[Data entries for graphics]

▬▬▬▬▬▬▬▬▬▬

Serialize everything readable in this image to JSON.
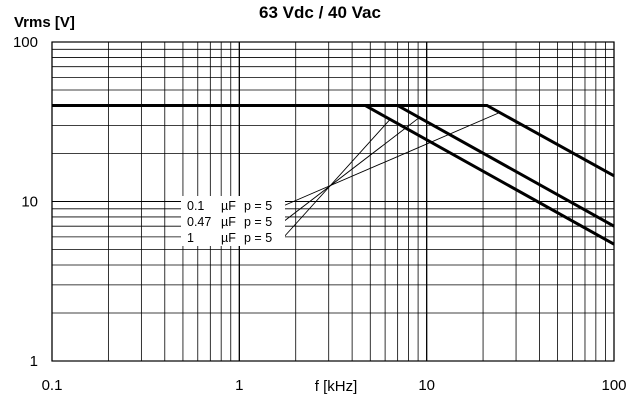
{
  "chart_data": {
    "type": "line",
    "title": "63 Vdc / 40 Vac",
    "xlabel": "f [kHz]",
    "ylabel": "Vrms [V]",
    "xscale": "log",
    "yscale": "log",
    "xlim": [
      0.1,
      100
    ],
    "ylim": [
      1,
      100
    ],
    "grid": true,
    "xticks": [
      "0.1",
      "1",
      "10",
      "100"
    ],
    "yticks": [
      "1",
      "10",
      "100"
    ],
    "series": [
      {
        "name": "0.1 µF p = 5",
        "label_parts": [
          "0.1",
          "µF",
          "p = 5"
        ],
        "points": [
          {
            "x": 0.1,
            "y": 40
          },
          {
            "x": 21,
            "y": 40
          },
          {
            "x": 100,
            "y": 14.5
          }
        ]
      },
      {
        "name": "0.47 µF p = 5",
        "label_parts": [
          "0.47",
          "µF",
          "p = 5"
        ],
        "points": [
          {
            "x": 0.1,
            "y": 40
          },
          {
            "x": 7,
            "y": 40
          },
          {
            "x": 100,
            "y": 7
          }
        ]
      },
      {
        "name": "1 µF p = 5",
        "label_parts": [
          "1",
          "µF",
          "p = 5"
        ],
        "points": [
          {
            "x": 0.1,
            "y": 40
          },
          {
            "x": 4.7,
            "y": 40
          },
          {
            "x": 100,
            "y": 5.4
          }
        ]
      }
    ]
  }
}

▬▬▬▬▬▬▬▬▬▬

- **What the task requires**
From the data above, pick out each line containing "name" and copy it.

- **Solution to this task**
        "name": "0.1 µF p = 5",
        "name": "0.47 µF p = 5",
        "name": "1 µF p = 5",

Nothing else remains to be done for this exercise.